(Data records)
★ ★ ★ ★ ★ ★ ★
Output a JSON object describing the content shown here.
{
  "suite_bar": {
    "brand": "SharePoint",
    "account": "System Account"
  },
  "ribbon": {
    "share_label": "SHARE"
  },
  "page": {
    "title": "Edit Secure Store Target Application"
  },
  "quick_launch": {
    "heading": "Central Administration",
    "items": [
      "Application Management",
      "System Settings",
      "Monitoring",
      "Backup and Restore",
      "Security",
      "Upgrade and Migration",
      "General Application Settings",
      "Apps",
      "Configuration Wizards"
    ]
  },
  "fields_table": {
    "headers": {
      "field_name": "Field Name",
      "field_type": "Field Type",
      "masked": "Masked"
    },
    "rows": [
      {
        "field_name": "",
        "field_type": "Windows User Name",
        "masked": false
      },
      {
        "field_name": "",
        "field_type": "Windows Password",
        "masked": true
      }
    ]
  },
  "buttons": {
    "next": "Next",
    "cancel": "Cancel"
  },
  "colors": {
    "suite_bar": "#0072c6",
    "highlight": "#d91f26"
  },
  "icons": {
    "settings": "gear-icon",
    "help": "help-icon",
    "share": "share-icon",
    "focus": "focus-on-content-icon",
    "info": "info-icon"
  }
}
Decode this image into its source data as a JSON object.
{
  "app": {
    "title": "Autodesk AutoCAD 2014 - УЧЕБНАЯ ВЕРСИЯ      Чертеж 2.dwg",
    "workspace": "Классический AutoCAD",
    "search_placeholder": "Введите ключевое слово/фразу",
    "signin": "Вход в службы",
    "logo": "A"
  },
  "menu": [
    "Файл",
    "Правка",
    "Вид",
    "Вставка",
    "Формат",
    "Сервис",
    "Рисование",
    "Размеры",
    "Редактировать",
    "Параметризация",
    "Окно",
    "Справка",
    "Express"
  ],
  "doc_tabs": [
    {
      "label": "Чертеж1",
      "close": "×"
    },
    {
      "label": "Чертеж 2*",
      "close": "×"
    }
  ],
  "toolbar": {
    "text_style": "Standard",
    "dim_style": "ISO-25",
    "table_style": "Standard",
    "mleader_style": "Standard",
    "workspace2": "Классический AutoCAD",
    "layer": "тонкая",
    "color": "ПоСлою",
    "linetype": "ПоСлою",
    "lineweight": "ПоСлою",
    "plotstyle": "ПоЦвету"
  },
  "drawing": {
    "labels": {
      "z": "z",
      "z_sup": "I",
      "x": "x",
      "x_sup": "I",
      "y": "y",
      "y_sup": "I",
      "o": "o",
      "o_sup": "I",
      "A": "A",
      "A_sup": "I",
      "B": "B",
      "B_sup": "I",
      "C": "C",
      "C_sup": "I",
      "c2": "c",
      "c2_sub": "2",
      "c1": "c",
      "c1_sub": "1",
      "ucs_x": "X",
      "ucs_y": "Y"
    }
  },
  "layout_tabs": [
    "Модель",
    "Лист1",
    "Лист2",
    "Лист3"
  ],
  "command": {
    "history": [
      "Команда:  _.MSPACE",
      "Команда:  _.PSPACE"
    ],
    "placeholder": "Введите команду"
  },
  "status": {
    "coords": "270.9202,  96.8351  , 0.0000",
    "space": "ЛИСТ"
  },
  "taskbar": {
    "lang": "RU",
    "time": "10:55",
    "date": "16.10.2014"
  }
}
★ ★ ★ ★ ★ ★ ★
What to work on ▸ Establish how many lines of the material above hold the word "masked". Nothing but the count should be returned.

Full response ▸ 3